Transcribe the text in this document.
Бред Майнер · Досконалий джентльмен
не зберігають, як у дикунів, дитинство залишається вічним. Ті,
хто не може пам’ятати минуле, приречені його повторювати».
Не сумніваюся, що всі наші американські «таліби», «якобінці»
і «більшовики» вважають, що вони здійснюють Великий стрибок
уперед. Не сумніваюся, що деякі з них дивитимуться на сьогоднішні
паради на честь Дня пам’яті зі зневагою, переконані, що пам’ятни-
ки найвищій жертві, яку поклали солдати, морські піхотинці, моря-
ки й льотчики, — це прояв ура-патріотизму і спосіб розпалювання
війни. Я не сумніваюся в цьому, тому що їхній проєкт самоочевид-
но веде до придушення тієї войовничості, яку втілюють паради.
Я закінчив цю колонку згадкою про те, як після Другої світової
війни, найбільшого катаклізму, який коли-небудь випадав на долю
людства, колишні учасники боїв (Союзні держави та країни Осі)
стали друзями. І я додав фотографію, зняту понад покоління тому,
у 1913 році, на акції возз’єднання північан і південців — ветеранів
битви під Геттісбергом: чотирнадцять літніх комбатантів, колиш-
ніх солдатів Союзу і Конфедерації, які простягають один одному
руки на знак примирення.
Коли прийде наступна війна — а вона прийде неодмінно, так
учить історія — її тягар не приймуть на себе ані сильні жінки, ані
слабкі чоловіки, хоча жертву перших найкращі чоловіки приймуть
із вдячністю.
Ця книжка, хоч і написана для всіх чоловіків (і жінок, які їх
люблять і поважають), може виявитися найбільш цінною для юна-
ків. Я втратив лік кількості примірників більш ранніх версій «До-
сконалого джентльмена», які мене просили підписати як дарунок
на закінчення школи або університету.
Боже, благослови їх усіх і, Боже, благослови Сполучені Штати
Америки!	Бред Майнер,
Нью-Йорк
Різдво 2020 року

● ● ● ● ● ● ●

[GIVEN INSTRUCTION]: Write out all the entries exactly.

[RESULT]:
Transcribe the text in this document.
Бред Майнер · Досконалий джентльмен
не зберігають, як у дикунів, дитинство залишається вічним. Ті,
хто не може пам’ятати минуле, приречені його повторювати».
Не сумніваюся, що всі наші американські «таліби», «якобінці»
і «більшовики» вважають, що вони здійснюють Великий стрибок
уперед. Не сумніваюся, що деякі з них дивитимуться на сьогоднішні
паради на честь Дня пам’яті зі зневагою, переконані, що пам’ятни-
ки найвищій жертві, яку поклали солдати, морські піхотинці, моря-
ки й льотчики, — це прояв ура-патріотизму і спосіб розпалювання
війни. Я не сумніваюся в цьому, тому що їхній проєкт самоочевид-
но веде до придушення тієї войовничості, яку втілюють паради.
Я закінчив цю колонку згадкою про те, як після Другої світової
війни, найбільшого катаклізму, який коли-небудь випадав на долю
людства, колишні учасники боїв (Союзні держави та країни Осі)
стали друзями. І я додав фотографію, зняту понад покоління тому,
у 1913 році, на акції возз’єднання північан і південців — ветеранів
битви під Геттісбергом: чотирнадцять літніх комбатантів, колиш-
ніх солдатів Союзу і Конфедерації, які простягають один одному
руки на знак примирення.
Коли прийде наступна війна — а вона прийде неодмінно, так
учить історія — її тягар не приймуть на себе ані сильні жінки, ані
слабкі чоловіки, хоча жертву перших найкращі чоловіки приймуть
із вдячністю.
Ця книжка, хоч і написана для всіх чоловіків (і жінок, які їх
люблять і поважають), може виявитися найбільш цінною для юна-
ків. Я втратив лік кількості примірників більш ранніх версій «До-
сконалого джентльмена», які мене просили підписати як дарунок
на закінчення школи або університету.
Боже, благослови їх усіх і, Боже, благослови Сполучені Штати
Америки!	Бред Майнер,
Нью-Йорк
Різдво 2020 року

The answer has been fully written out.